YOUR INSTRUCTIONS: Each line that holds the word "quiet" counts once; give the total number of such lines and nothing else.

(Entries with figure data)
- - -
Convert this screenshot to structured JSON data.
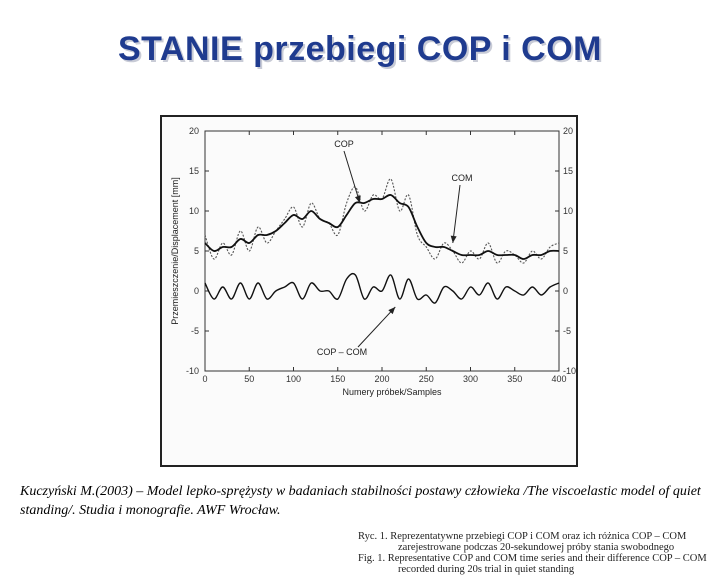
{
  "slide": {
    "title": "STANIE przebiegi COP i COM",
    "citation": "Kuczyński M.(2003) – Model lepko-sprężysty w badaniach stabilności postawy człowieka /The viscoelastic model of quiet standing/. Studia i monografie. AWF Wrocław."
  },
  "figure": {
    "caption_lines": [
      "Ryc. 1. Reprezentatywne przebiegi COP i COM oraz ich różnica COP – COM",
      "zarejestrowane podczas 20-sekundowej próby stania swobodnego",
      "Fig. 1. Representative COP and COM time series and their difference COP – COM",
      "recorded during 20s trial in quiet standing"
    ]
  },
  "chart_data": {
    "type": "line",
    "xlabel": "Numery próbek/Samples",
    "ylabel": "Przemieszczenie/Displacement [mm]",
    "xlim": [
      0,
      400
    ],
    "ylim": [
      -10,
      20
    ],
    "x_ticks": [
      0,
      50,
      100,
      150,
      200,
      250,
      300,
      350,
      400
    ],
    "y_ticks": [
      -10,
      -5,
      0,
      5,
      10,
      15,
      20
    ],
    "y_ticks_right": [
      -10,
      -5,
      0,
      5,
      10,
      15,
      20
    ],
    "grid": false,
    "annotations": [
      {
        "text": "COP",
        "points_to_x": 175,
        "points_to_y": 11
      },
      {
        "text": "COM",
        "points_to_x": 280,
        "points_to_y": 6
      },
      {
        "text": "COP – COM",
        "points_to_x": 215,
        "points_to_y": -2
      }
    ],
    "series": [
      {
        "name": "COP",
        "x": [
          0,
          10,
          20,
          30,
          40,
          50,
          60,
          70,
          80,
          90,
          100,
          110,
          120,
          130,
          140,
          150,
          160,
          170,
          180,
          190,
          200,
          210,
          220,
          230,
          240,
          250,
          260,
          270,
          280,
          290,
          300,
          310,
          320,
          330,
          340,
          350,
          360,
          370,
          380,
          390,
          400
        ],
        "values": [
          7,
          4,
          6,
          4.5,
          7.5,
          5,
          8,
          6,
          7.5,
          9,
          10.5,
          8,
          11,
          9,
          8.5,
          7,
          11,
          13,
          10,
          12,
          11.5,
          14,
          10,
          12,
          7,
          5.5,
          4,
          6,
          5,
          3.5,
          5,
          4,
          6,
          3.5,
          5,
          4.5,
          3.5,
          5,
          4,
          5.5,
          6
        ]
      },
      {
        "name": "COM",
        "x": [
          0,
          10,
          20,
          30,
          40,
          50,
          60,
          70,
          80,
          90,
          100,
          110,
          120,
          130,
          140,
          150,
          160,
          170,
          180,
          190,
          200,
          210,
          220,
          230,
          240,
          250,
          260,
          270,
          280,
          290,
          300,
          310,
          320,
          330,
          340,
          350,
          360,
          370,
          380,
          390,
          400
        ],
        "values": [
          6,
          5,
          5.5,
          5.5,
          6.5,
          6,
          7,
          7,
          7.5,
          8.5,
          9.5,
          9,
          10,
          9,
          8.5,
          8,
          9.5,
          11,
          11,
          11.5,
          11.5,
          12,
          11,
          10.5,
          8,
          6,
          5.5,
          5.5,
          5,
          4.5,
          4.5,
          4.5,
          5,
          4.5,
          4.5,
          4.5,
          4,
          4.5,
          4.5,
          5,
          5
        ]
      },
      {
        "name": "COP – COM",
        "x": [
          0,
          10,
          20,
          30,
          40,
          50,
          60,
          70,
          80,
          90,
          100,
          110,
          120,
          130,
          140,
          150,
          160,
          170,
          180,
          190,
          200,
          210,
          220,
          230,
          240,
          250,
          260,
          270,
          280,
          290,
          300,
          310,
          320,
          330,
          340,
          350,
          360,
          370,
          380,
          390,
          400
        ],
        "values": [
          1,
          -1,
          0.5,
          -1,
          1,
          -1,
          1,
          -1,
          0,
          0.5,
          1,
          -1,
          1,
          0,
          0,
          -1,
          1.5,
          2,
          -1,
          0.5,
          0,
          2,
          -1,
          1.5,
          -1,
          -0.5,
          -1.5,
          0.5,
          0,
          -1,
          0.5,
          -0.5,
          1,
          -1,
          0.5,
          0,
          -0.5,
          0.5,
          -0.5,
          0.5,
          1
        ]
      }
    ]
  }
}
- - -
THE RESPONSE: 2